OBJECTIVE — Pictures aside, repeat every entry exactly.

DATASET EXCERPTS —

# # # # # # #

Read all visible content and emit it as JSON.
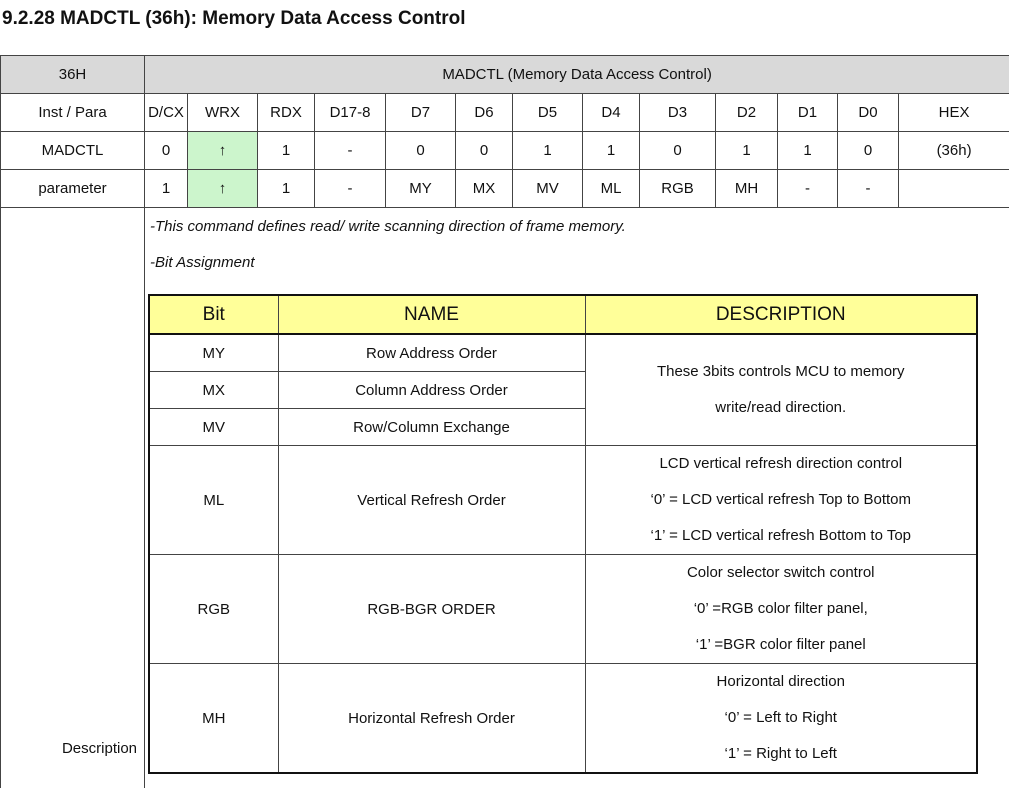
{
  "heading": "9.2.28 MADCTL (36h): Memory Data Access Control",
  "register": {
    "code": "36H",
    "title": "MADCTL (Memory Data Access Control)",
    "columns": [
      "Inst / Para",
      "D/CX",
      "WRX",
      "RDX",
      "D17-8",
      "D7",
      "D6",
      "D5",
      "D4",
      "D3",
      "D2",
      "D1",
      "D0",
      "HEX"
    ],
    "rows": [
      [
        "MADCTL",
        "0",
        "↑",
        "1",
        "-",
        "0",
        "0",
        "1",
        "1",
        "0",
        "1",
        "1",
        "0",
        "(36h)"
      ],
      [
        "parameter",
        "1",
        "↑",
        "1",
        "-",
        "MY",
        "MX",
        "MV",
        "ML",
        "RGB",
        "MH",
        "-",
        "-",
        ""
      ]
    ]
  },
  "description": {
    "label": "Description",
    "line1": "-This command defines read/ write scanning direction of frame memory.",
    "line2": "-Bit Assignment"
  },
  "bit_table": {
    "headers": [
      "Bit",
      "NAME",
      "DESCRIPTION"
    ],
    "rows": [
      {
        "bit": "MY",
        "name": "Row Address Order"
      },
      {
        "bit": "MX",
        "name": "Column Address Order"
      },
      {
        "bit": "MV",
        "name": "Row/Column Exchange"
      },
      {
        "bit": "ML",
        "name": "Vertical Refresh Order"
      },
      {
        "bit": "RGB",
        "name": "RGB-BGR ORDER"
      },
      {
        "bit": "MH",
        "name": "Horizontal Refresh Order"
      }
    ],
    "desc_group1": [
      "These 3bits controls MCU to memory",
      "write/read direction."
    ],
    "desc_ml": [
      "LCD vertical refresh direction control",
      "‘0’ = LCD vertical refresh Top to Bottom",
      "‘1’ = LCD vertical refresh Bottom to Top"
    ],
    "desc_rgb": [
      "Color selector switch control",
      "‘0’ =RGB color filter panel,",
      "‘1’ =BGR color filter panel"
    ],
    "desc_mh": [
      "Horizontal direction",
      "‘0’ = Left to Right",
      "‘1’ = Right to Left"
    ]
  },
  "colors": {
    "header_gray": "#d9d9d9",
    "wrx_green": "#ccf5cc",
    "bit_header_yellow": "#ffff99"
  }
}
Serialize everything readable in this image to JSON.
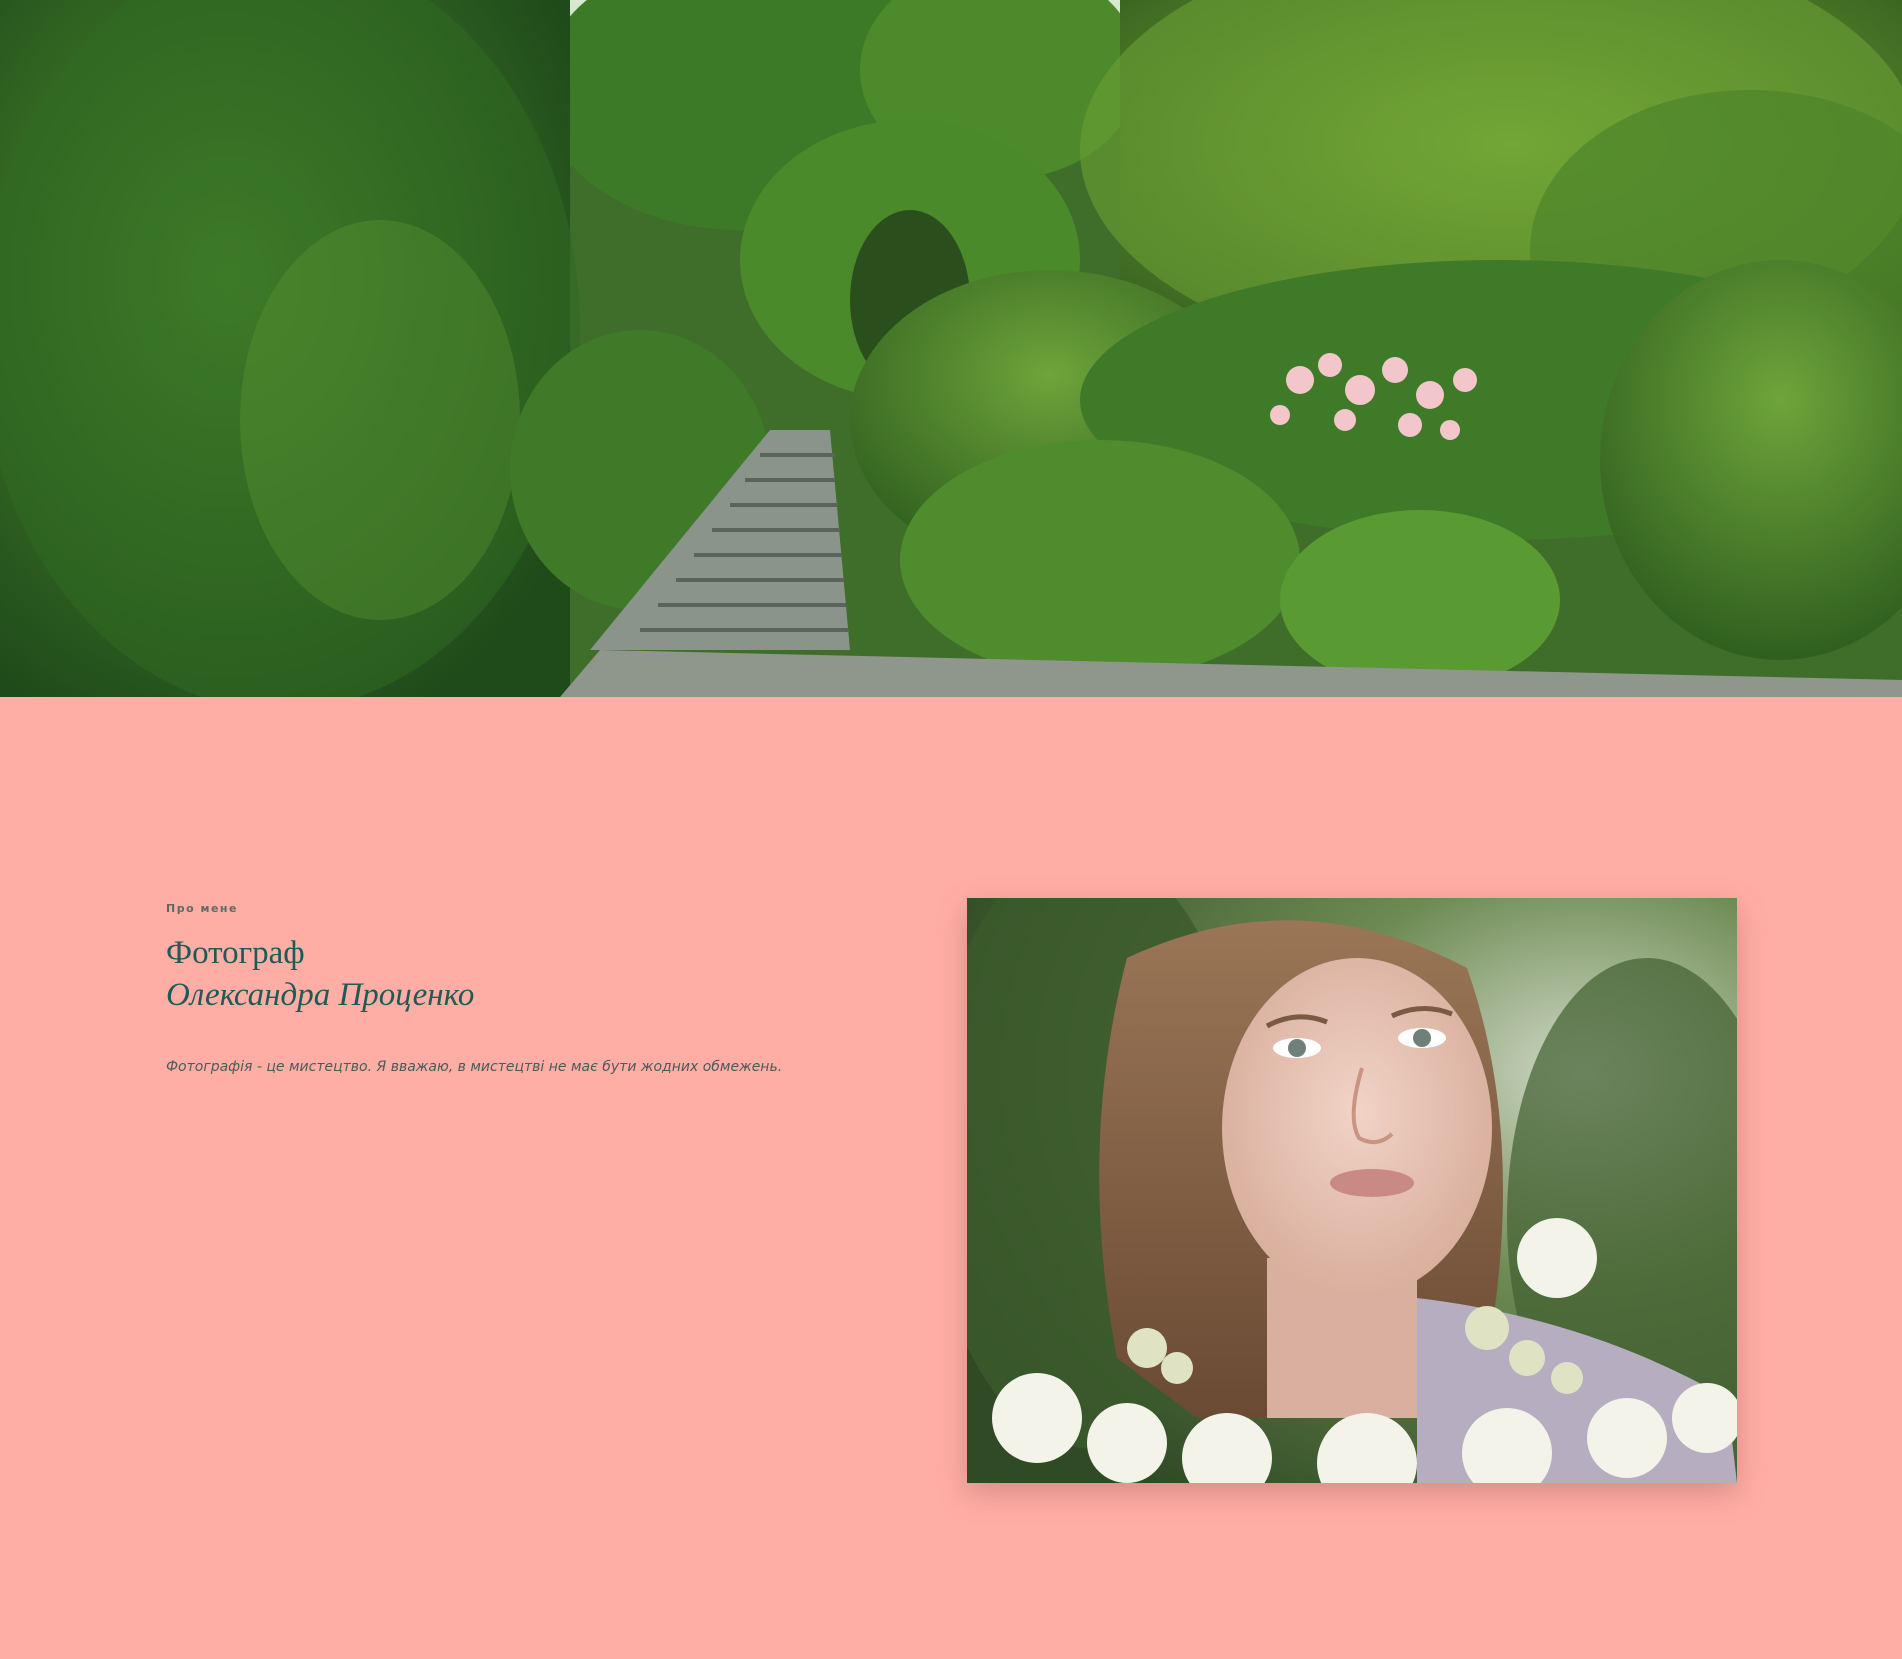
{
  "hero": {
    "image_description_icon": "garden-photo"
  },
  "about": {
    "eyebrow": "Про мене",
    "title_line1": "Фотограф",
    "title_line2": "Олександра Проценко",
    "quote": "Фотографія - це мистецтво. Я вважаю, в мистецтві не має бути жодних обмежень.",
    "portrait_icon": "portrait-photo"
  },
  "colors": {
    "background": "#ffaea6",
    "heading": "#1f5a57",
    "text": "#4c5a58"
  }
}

# # # # # # #

FINAL RESULT —
Read all visible content and emit it as JSON.
{
  "heading": "9.2.28 MADCTL (36h): Memory Data Access Control",
  "register": {
    "code": "36H",
    "title": "MADCTL (Memory Data Access Control)",
    "columns": [
      "Inst / Para",
      "D/CX",
      "WRX",
      "RDX",
      "D17-8",
      "D7",
      "D6",
      "D5",
      "D4",
      "D3",
      "D2",
      "D1",
      "D0",
      "HEX"
    ],
    "rows": [
      [
        "MADCTL",
        "0",
        "↑",
        "1",
        "-",
        "0",
        "0",
        "1",
        "1",
        "0",
        "1",
        "1",
        "0",
        "(36h)"
      ],
      [
        "parameter",
        "1",
        "↑",
        "1",
        "-",
        "MY",
        "MX",
        "MV",
        "ML",
        "RGB",
        "MH",
        "-",
        "-",
        ""
      ]
    ]
  },
  "description": {
    "label": "Description",
    "line1": "-This command defines read/ write scanning direction of frame memory.",
    "line2": "-Bit Assignment"
  },
  "bit_table": {
    "headers": [
      "Bit",
      "NAME",
      "DESCRIPTION"
    ],
    "rows": [
      {
        "bit": "MY",
        "name": "Row Address Order"
      },
      {
        "bit": "MX",
        "name": "Column Address Order"
      },
      {
        "bit": "MV",
        "name": "Row/Column Exchange"
      },
      {
        "bit": "ML",
        "name": "Vertical Refresh Order"
      },
      {
        "bit": "RGB",
        "name": "RGB-BGR ORDER"
      },
      {
        "bit": "MH",
        "name": "Horizontal Refresh Order"
      }
    ],
    "desc_group1": [
      "These 3bits controls MCU to memory",
      "write/read direction."
    ],
    "desc_ml": [
      "LCD vertical refresh direction control",
      "‘0’ = LCD vertical refresh Top to Bottom",
      "‘1’ = LCD vertical refresh Bottom to Top"
    ],
    "desc_rgb": [
      "Color selector switch control",
      "‘0’ =RGB color filter panel,",
      "‘1’ =BGR color filter panel"
    ],
    "desc_mh": [
      "Horizontal direction",
      "‘0’ = Left to Right",
      "‘1’ = Right to Left"
    ]
  },
  "colors": {
    "header_gray": "#d9d9d9",
    "wrx_green": "#ccf5cc",
    "bit_header_yellow": "#ffff99"
  }
}
Serialize everything readable in this image to JSON.
{
  "hero": {
    "image_description_icon": "garden-photo"
  },
  "about": {
    "eyebrow": "Про мене",
    "title_line1": "Фотограф",
    "title_line2": "Олександра Проценко",
    "quote": "Фотографія - це мистецтво. Я вважаю, в мистецтві не має бути жодних обмежень.",
    "portrait_icon": "portrait-photo"
  },
  "colors": {
    "background": "#ffaea6",
    "heading": "#1f5a57",
    "text": "#4c5a58"
  }
}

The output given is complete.